> Instruction
Pull every line with the word "ethereum" out of the entries below.

(Items from a data source)

(begin)

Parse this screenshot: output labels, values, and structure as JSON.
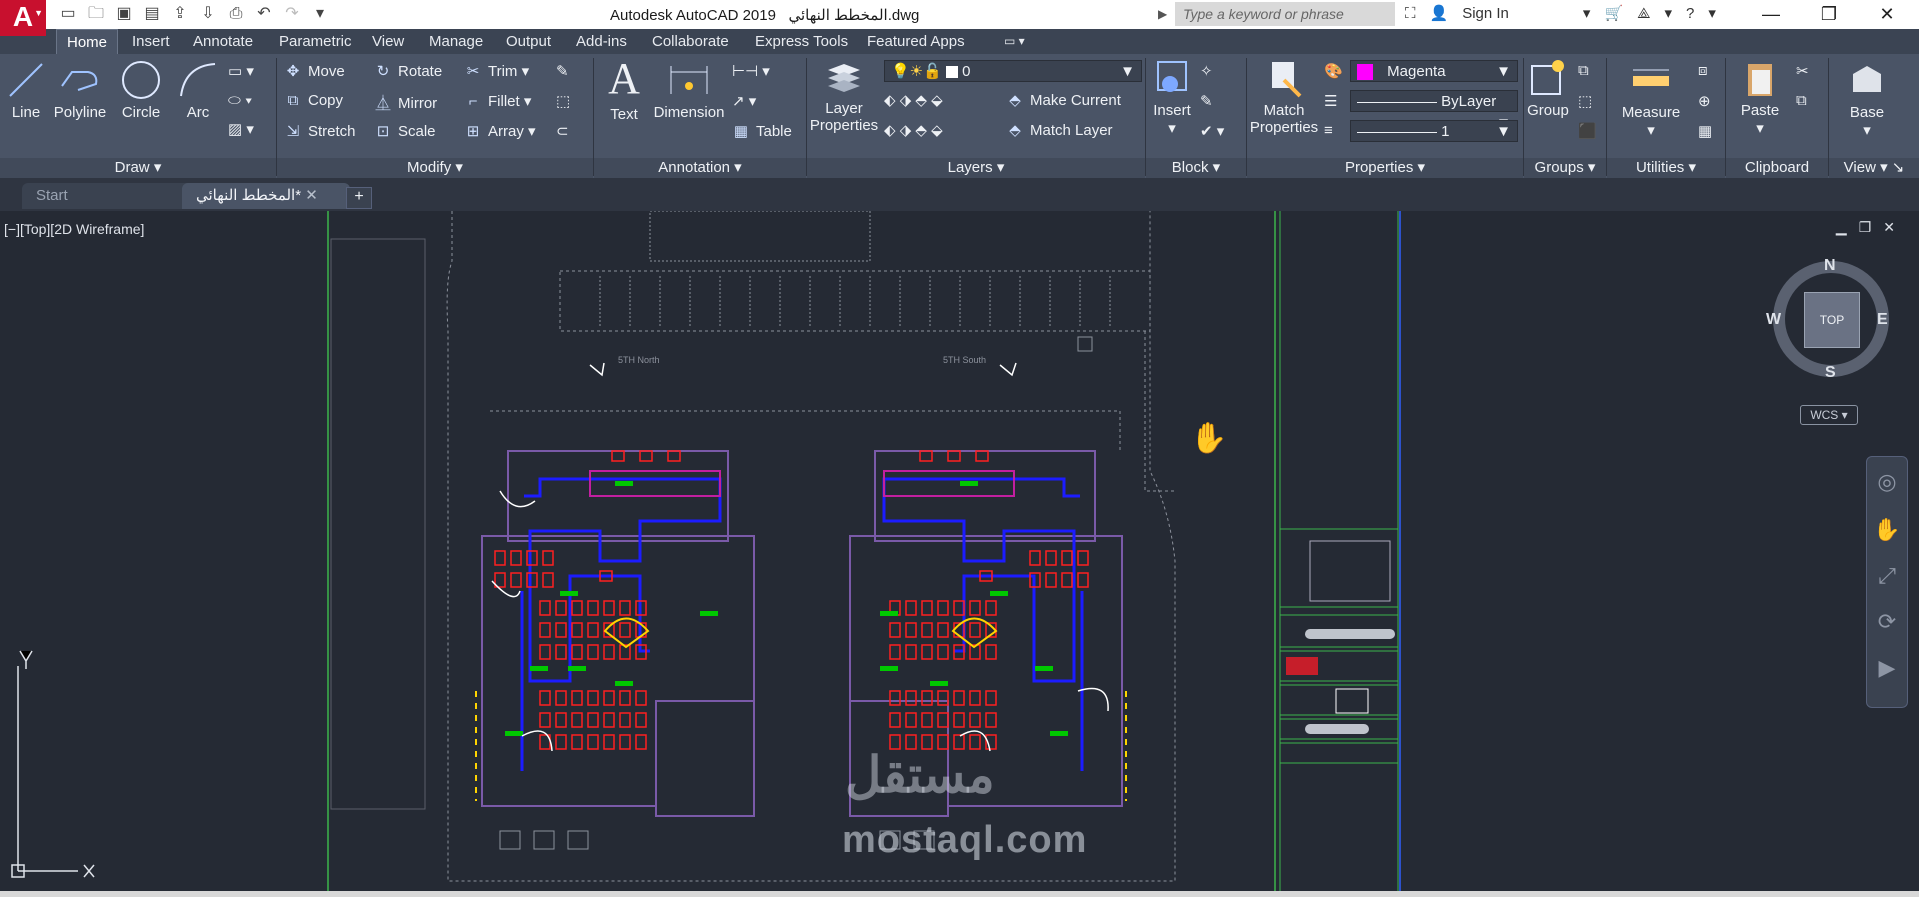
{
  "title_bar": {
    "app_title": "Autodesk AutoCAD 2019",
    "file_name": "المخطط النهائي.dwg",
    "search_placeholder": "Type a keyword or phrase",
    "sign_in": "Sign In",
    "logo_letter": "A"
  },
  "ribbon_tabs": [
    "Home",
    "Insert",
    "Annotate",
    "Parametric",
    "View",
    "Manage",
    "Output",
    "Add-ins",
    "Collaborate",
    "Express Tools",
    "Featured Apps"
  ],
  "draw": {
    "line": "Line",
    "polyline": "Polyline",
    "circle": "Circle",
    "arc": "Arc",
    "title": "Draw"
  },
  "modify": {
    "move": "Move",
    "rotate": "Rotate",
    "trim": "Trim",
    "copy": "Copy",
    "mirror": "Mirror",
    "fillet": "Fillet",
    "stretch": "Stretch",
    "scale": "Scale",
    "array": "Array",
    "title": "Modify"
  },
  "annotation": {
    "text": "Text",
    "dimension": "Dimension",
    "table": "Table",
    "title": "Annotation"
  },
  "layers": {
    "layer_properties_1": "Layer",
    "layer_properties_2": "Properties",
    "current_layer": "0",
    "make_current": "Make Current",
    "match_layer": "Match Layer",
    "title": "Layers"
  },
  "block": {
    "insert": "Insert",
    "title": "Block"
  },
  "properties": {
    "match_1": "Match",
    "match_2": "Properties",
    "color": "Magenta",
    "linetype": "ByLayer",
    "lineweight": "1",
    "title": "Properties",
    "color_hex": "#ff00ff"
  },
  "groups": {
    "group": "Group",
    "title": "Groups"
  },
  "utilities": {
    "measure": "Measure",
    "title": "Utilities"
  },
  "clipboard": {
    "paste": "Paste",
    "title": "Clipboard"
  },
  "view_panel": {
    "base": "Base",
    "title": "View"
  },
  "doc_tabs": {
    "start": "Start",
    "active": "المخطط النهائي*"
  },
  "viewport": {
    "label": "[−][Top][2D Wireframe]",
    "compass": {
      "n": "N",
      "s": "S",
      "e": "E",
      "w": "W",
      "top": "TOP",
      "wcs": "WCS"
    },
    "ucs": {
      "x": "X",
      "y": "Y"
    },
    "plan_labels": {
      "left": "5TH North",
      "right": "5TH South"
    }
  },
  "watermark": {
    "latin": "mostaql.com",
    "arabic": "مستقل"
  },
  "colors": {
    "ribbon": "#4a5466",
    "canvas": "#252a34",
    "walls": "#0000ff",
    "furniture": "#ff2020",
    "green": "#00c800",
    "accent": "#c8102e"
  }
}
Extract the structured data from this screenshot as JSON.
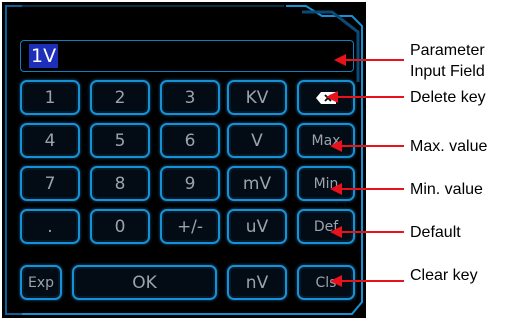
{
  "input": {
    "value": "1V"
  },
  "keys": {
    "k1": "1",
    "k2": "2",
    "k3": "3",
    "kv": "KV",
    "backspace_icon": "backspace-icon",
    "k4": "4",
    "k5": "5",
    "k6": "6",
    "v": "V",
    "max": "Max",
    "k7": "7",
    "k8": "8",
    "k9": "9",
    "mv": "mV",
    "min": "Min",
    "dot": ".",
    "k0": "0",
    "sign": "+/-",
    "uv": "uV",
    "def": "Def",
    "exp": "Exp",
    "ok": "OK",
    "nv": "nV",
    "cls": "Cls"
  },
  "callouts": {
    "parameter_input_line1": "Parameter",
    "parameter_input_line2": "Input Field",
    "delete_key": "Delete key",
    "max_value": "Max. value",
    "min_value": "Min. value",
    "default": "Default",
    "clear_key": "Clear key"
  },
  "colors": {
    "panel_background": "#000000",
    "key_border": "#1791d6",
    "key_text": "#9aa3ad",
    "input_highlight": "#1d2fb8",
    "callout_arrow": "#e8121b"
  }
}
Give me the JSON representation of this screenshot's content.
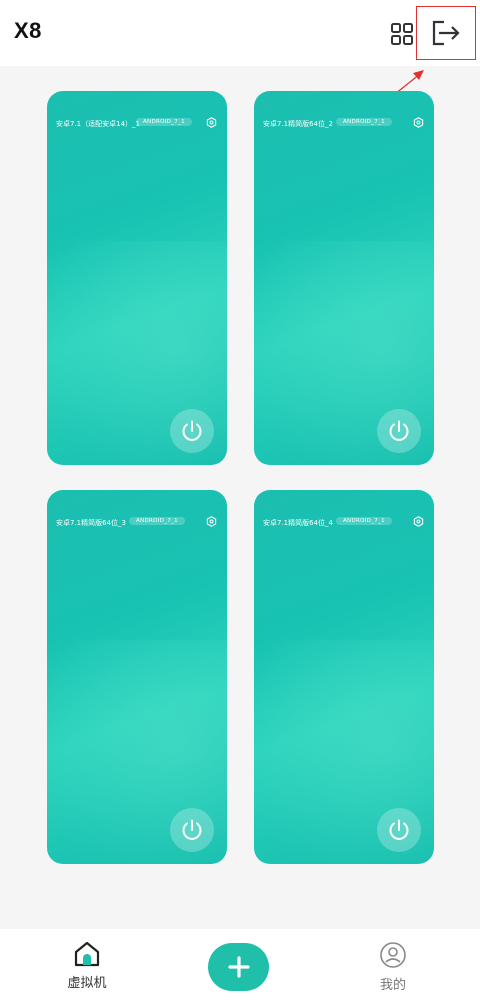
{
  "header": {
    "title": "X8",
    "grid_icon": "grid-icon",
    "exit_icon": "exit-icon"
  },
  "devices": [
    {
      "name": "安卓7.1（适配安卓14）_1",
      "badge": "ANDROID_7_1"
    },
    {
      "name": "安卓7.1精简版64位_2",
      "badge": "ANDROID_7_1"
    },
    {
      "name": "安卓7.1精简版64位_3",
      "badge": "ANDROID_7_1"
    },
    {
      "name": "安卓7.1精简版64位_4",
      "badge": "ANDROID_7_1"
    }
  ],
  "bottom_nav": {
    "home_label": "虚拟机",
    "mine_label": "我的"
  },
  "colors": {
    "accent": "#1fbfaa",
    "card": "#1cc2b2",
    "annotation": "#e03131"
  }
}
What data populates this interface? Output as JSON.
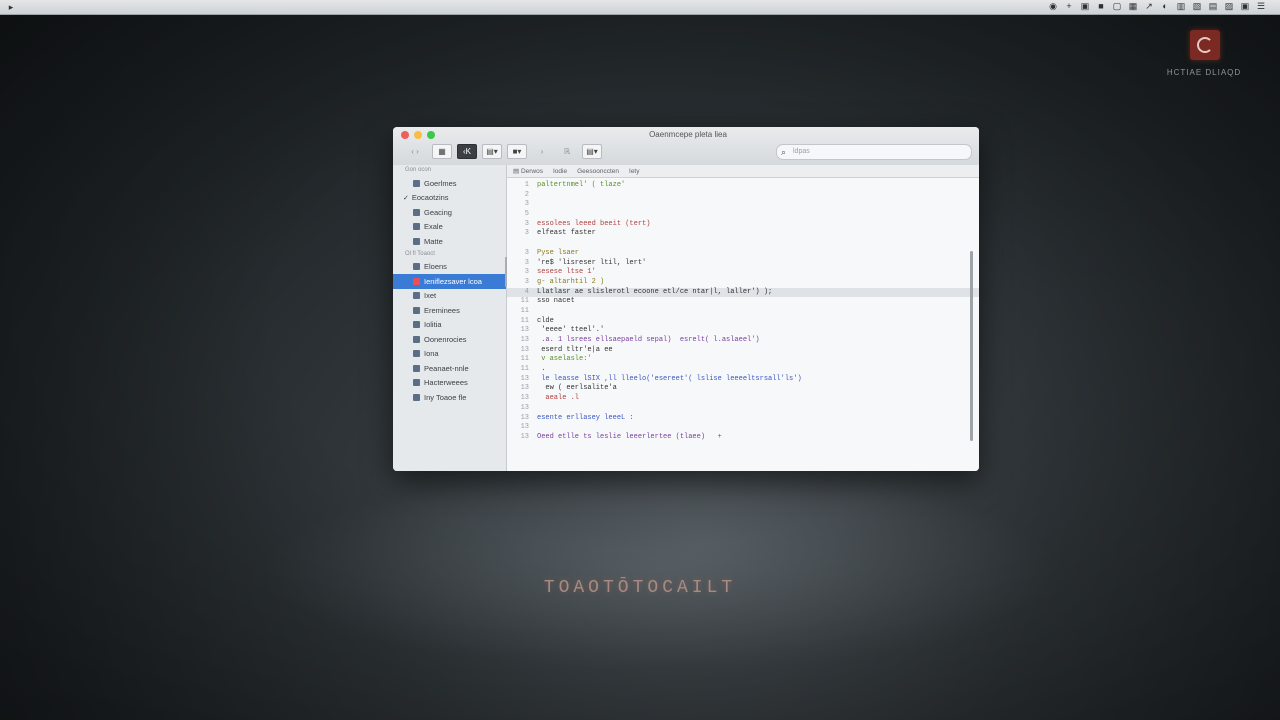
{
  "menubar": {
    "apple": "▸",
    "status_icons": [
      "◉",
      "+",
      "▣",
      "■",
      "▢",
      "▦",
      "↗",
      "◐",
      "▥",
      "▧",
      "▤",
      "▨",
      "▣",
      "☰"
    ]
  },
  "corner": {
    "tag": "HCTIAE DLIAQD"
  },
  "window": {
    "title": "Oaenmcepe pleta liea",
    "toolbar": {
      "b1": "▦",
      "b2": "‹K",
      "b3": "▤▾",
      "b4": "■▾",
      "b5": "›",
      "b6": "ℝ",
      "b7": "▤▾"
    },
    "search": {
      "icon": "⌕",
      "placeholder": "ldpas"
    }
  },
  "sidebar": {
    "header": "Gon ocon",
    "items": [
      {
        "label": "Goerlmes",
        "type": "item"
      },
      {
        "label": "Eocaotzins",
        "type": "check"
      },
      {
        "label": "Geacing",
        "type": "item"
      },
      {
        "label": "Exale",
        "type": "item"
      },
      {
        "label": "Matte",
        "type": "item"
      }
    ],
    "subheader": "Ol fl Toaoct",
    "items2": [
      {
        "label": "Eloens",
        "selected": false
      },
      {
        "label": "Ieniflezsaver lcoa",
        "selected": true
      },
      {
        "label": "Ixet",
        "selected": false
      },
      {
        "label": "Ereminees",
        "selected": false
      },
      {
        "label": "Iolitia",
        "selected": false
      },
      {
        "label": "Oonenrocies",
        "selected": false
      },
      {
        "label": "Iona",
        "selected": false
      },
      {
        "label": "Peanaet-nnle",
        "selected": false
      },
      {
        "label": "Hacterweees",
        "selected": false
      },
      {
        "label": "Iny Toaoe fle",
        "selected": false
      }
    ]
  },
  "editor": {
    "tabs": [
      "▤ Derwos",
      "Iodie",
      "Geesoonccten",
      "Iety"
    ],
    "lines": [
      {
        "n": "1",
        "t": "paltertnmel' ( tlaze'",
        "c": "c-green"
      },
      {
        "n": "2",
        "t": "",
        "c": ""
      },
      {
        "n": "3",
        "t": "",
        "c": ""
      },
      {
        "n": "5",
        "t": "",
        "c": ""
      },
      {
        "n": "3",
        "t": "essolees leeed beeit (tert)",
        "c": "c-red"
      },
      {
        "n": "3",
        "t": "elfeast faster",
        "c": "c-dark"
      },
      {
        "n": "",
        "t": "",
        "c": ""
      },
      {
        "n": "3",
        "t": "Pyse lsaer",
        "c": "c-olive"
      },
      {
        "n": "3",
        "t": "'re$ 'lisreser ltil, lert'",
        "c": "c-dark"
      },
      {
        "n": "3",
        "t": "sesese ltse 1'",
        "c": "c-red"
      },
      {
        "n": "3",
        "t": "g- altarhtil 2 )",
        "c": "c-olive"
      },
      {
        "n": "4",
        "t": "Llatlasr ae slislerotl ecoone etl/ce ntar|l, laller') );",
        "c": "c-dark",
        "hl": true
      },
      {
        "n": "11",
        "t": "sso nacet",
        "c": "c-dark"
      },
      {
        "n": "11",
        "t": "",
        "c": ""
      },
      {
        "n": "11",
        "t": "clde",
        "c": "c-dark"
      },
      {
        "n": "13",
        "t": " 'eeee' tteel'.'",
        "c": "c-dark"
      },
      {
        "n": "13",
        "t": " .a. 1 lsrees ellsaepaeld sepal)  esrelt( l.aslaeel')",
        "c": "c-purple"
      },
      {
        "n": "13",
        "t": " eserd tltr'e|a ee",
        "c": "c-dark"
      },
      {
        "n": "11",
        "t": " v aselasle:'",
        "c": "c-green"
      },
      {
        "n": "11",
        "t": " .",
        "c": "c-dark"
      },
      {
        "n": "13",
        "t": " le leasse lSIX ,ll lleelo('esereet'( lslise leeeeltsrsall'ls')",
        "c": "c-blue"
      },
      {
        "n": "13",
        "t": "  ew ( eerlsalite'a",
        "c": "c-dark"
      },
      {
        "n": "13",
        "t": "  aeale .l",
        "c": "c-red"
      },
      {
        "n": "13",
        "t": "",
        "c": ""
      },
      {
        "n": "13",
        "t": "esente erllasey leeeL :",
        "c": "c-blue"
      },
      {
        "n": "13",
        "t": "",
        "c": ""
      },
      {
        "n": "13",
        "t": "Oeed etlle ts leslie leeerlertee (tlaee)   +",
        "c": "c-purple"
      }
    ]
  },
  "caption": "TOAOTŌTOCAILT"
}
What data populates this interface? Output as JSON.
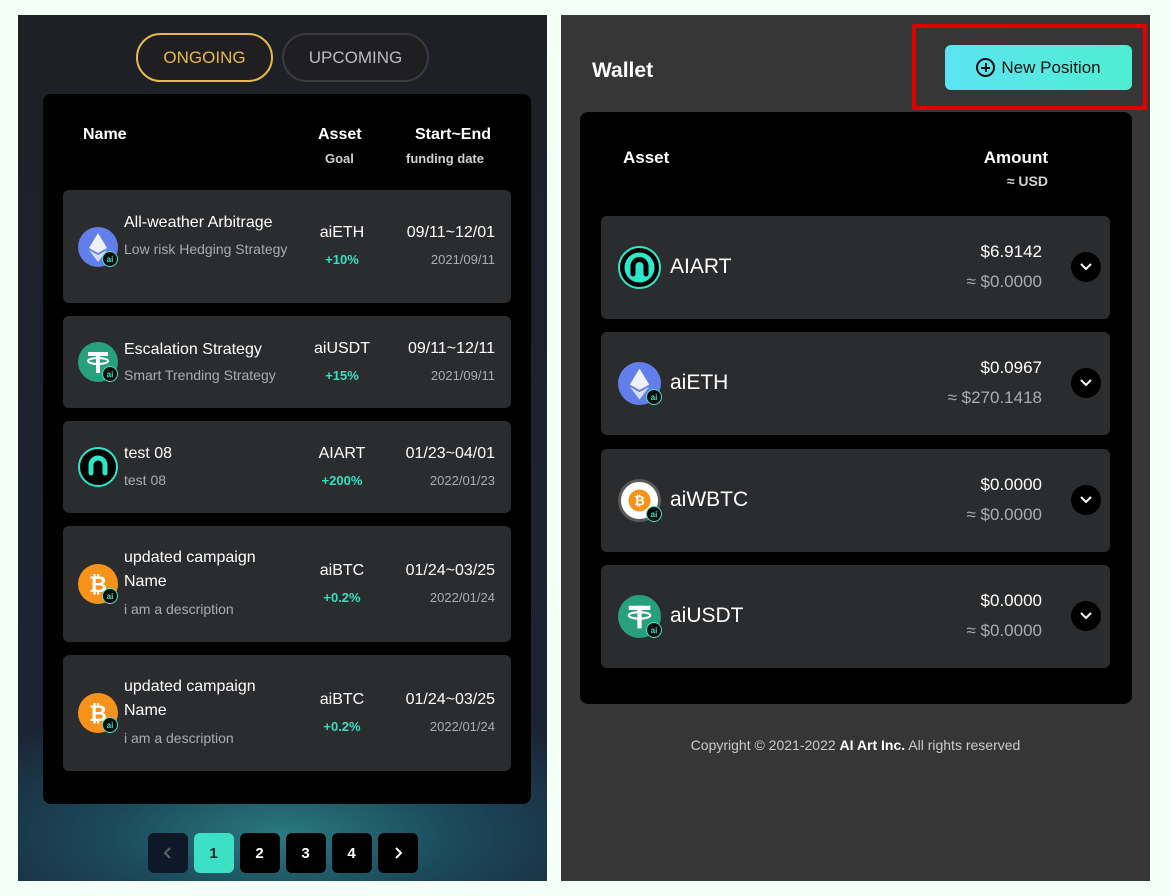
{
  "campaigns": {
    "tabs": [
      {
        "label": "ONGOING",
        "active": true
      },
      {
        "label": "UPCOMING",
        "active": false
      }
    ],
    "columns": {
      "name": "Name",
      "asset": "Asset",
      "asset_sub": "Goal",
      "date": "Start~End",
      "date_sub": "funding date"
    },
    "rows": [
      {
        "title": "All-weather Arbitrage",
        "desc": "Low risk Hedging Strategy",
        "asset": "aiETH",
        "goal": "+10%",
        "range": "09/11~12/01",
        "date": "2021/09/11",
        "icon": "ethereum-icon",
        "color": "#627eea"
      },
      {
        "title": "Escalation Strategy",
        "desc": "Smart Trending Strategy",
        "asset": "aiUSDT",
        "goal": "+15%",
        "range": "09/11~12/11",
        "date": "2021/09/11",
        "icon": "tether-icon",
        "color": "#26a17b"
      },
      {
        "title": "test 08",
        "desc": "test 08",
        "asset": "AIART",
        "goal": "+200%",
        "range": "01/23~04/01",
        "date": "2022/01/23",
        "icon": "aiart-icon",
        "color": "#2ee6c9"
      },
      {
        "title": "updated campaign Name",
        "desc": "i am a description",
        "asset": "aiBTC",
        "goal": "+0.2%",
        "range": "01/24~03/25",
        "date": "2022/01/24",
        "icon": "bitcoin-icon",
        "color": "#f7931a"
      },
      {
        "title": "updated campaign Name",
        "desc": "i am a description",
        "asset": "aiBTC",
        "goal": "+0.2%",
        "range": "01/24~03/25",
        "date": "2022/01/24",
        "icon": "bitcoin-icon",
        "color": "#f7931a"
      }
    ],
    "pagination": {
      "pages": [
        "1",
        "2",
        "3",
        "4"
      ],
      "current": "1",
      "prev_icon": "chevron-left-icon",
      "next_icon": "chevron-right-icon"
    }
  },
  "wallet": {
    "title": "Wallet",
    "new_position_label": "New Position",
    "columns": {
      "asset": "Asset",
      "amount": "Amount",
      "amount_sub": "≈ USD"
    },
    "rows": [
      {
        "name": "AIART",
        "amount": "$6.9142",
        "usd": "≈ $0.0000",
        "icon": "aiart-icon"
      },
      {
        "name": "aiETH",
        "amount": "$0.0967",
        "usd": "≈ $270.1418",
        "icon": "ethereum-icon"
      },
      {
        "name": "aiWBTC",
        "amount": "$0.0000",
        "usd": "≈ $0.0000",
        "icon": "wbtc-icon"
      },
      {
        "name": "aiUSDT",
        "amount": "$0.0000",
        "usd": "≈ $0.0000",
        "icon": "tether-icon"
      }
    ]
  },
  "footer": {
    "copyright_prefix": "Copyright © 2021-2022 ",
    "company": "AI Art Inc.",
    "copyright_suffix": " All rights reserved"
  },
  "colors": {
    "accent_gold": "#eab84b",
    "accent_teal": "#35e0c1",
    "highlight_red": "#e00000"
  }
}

(end)

> Solution to this task
        "icon": "ethereum-icon",
        "icon": "ethereum-icon"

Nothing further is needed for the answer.